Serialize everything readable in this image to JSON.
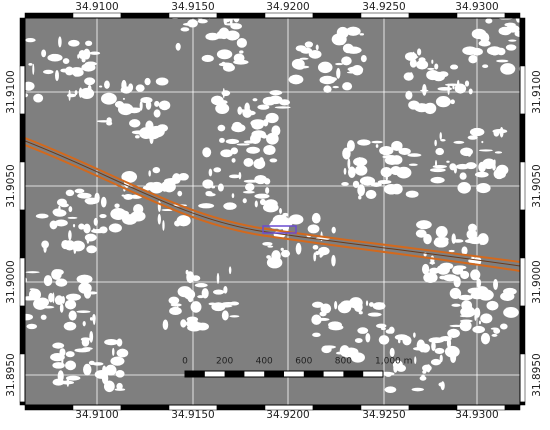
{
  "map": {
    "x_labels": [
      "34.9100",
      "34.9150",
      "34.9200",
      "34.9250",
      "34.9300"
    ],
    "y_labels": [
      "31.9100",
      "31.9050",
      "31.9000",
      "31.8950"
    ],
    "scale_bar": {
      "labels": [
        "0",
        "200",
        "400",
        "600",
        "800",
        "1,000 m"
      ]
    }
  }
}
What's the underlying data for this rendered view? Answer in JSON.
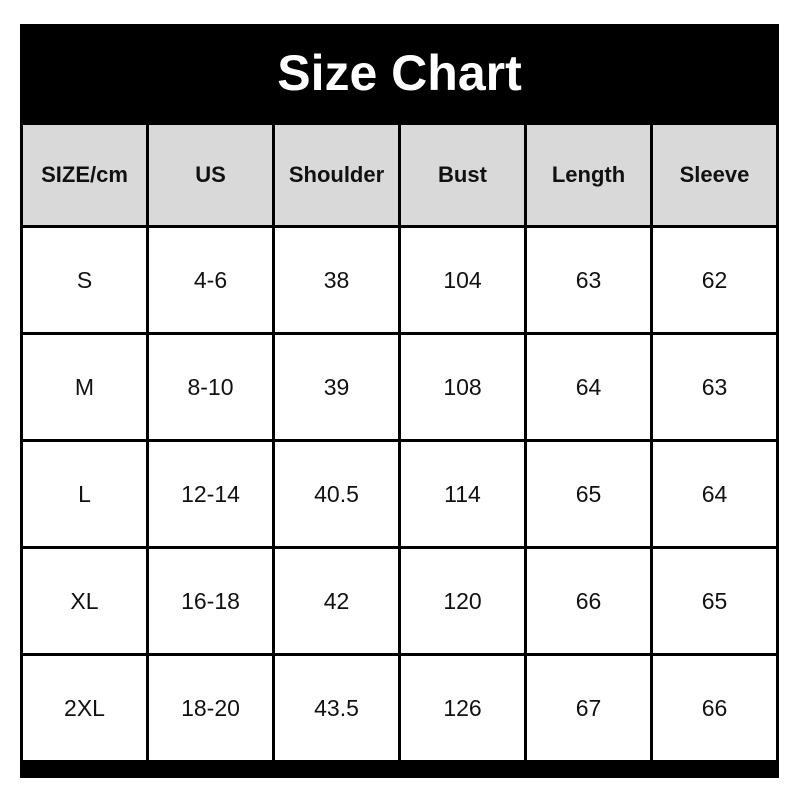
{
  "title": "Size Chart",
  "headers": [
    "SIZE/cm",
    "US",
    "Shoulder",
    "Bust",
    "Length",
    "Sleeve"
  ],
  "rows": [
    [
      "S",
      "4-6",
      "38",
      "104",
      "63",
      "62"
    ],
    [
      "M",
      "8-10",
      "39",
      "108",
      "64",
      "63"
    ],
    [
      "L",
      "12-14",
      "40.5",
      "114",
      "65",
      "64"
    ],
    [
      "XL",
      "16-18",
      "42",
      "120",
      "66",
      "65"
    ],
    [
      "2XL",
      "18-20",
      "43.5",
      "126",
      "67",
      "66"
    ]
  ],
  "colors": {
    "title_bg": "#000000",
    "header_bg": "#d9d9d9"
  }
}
* * * * * * * * *
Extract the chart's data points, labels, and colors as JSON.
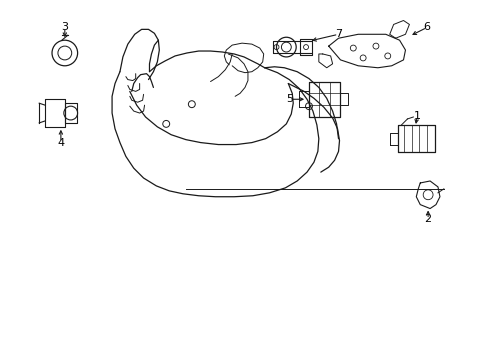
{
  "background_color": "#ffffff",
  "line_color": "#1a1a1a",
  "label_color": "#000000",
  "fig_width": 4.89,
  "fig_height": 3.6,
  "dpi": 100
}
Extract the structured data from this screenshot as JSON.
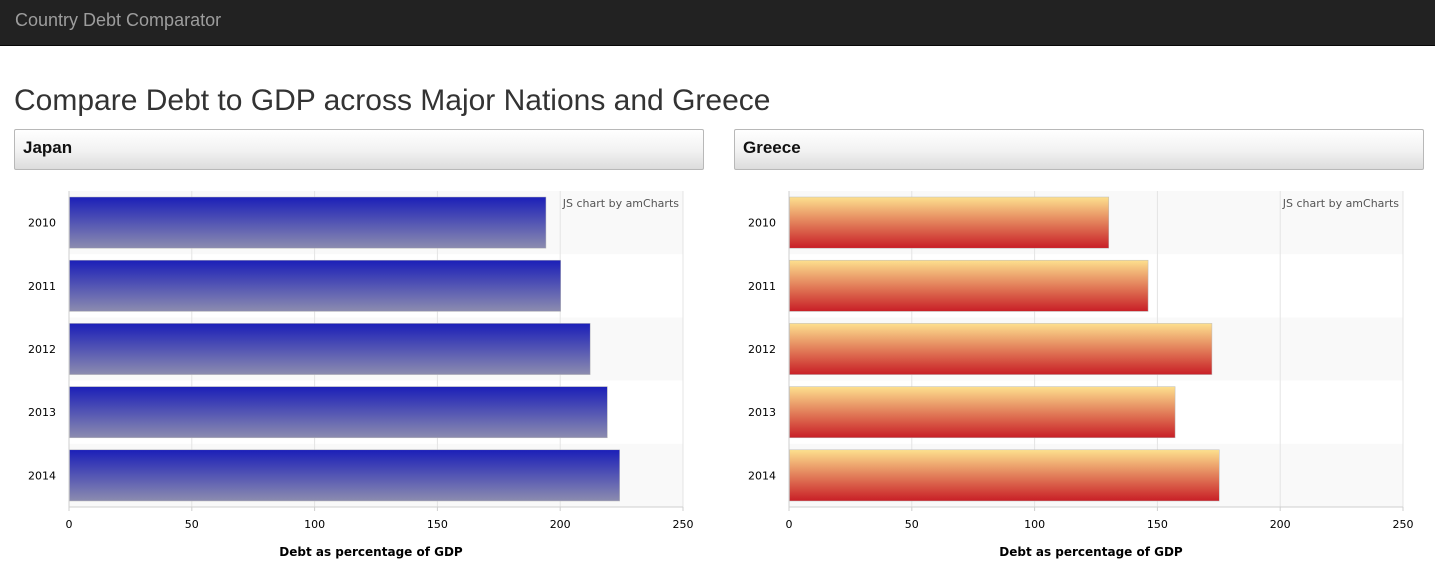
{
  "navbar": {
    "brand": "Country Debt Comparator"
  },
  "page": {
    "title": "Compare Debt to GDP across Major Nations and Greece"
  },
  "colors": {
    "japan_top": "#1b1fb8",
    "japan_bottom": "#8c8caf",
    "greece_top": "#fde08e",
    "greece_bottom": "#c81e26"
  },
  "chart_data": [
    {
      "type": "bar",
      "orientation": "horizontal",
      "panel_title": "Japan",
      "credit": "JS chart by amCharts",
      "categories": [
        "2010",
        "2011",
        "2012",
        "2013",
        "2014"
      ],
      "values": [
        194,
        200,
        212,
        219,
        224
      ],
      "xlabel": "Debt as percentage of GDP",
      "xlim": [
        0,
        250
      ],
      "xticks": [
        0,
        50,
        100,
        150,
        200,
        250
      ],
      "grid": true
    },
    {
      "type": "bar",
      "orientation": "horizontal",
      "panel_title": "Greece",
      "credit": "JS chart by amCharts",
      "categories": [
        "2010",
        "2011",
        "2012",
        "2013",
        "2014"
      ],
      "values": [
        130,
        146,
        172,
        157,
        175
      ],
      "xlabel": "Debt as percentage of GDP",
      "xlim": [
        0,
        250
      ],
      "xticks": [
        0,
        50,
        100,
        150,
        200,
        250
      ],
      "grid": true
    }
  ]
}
* * * * * * * * *
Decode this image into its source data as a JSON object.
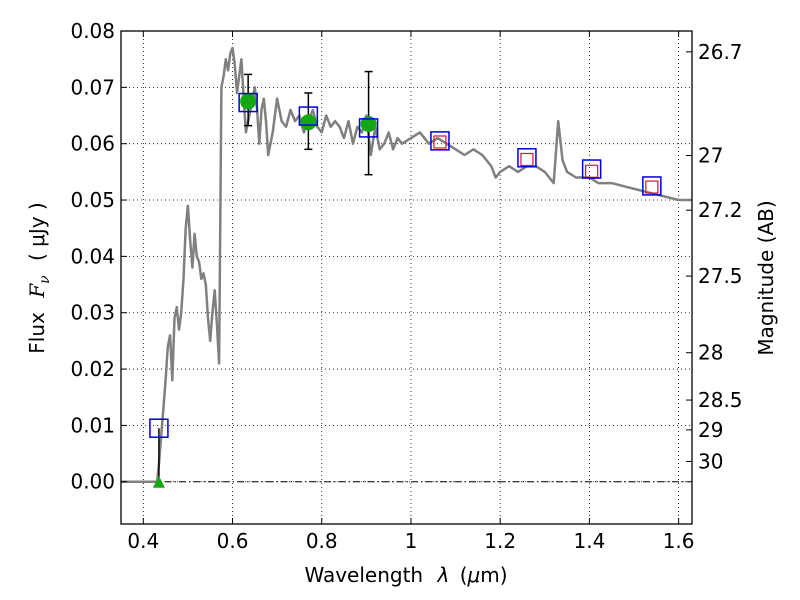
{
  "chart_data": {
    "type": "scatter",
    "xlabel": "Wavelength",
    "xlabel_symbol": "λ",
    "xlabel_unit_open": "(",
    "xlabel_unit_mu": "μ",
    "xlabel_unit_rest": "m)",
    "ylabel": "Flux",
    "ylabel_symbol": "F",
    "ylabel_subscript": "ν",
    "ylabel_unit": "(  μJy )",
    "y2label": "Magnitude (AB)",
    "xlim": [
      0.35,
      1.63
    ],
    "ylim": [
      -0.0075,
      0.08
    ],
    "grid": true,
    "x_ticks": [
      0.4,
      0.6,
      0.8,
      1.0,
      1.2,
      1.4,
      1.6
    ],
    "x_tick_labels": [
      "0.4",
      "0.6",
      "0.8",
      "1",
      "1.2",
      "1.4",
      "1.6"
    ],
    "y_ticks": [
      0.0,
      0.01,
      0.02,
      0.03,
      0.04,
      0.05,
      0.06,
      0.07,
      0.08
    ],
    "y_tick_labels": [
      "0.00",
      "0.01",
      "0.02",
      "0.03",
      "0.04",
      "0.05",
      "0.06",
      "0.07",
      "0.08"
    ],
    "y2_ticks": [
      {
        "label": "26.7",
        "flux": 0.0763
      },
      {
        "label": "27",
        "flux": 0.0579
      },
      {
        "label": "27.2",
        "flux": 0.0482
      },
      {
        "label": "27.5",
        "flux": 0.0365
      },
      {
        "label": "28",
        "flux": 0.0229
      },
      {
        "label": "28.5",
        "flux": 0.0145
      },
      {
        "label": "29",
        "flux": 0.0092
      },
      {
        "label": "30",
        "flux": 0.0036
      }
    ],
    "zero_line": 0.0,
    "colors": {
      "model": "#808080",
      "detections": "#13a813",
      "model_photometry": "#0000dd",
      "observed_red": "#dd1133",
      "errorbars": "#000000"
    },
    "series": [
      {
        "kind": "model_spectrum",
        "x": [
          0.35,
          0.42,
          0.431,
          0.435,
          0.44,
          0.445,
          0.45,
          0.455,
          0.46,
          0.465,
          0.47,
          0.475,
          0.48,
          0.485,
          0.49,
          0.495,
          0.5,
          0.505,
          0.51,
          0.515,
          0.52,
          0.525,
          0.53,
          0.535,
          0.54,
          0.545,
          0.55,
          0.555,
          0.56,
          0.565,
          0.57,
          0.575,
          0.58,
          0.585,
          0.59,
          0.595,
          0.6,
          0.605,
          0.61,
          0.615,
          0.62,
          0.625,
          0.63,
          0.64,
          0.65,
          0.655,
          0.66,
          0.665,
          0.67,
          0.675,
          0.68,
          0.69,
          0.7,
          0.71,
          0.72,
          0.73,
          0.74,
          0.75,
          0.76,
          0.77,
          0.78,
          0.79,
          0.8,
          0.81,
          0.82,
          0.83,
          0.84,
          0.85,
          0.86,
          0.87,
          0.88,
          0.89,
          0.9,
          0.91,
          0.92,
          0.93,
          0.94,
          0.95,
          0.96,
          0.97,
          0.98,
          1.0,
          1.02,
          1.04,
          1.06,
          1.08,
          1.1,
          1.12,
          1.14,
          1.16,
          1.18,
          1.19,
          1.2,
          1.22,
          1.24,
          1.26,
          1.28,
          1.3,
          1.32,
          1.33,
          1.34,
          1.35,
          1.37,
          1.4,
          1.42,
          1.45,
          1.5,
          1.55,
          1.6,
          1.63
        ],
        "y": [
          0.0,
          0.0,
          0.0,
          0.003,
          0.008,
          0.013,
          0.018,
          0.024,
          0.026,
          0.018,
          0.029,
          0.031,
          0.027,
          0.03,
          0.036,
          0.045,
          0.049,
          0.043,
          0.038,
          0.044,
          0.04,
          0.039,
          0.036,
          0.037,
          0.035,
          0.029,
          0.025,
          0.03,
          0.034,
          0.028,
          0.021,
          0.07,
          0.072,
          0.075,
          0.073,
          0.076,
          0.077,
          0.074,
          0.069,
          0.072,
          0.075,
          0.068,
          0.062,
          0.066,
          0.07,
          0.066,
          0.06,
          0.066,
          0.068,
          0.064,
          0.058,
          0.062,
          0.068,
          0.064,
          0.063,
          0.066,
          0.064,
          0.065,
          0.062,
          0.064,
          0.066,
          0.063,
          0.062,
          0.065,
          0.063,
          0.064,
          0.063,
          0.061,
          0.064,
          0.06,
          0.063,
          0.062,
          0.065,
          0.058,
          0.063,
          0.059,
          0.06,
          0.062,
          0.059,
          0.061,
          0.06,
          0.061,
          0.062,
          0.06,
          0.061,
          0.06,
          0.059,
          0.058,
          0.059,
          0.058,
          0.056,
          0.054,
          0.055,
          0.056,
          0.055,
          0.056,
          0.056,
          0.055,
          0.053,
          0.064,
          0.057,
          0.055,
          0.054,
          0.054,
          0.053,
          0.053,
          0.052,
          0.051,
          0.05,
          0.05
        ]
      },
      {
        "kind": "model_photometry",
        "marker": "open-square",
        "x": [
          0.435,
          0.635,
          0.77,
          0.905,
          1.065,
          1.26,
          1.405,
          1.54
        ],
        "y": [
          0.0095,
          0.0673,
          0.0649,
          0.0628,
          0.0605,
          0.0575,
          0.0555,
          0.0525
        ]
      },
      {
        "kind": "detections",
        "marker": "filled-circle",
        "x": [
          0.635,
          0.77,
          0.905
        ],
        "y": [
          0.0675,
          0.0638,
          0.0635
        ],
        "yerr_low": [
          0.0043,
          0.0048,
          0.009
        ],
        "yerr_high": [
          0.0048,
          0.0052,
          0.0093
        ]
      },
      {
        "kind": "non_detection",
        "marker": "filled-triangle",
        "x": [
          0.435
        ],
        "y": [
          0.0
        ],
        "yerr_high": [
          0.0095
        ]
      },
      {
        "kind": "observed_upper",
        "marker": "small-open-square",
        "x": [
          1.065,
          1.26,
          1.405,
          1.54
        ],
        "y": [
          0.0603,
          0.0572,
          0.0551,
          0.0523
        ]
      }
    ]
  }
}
* * * * * * * * *
What needs to be done: Go through the records line by line and count those containing the string "kind". Give only the total.

Solved problem: 5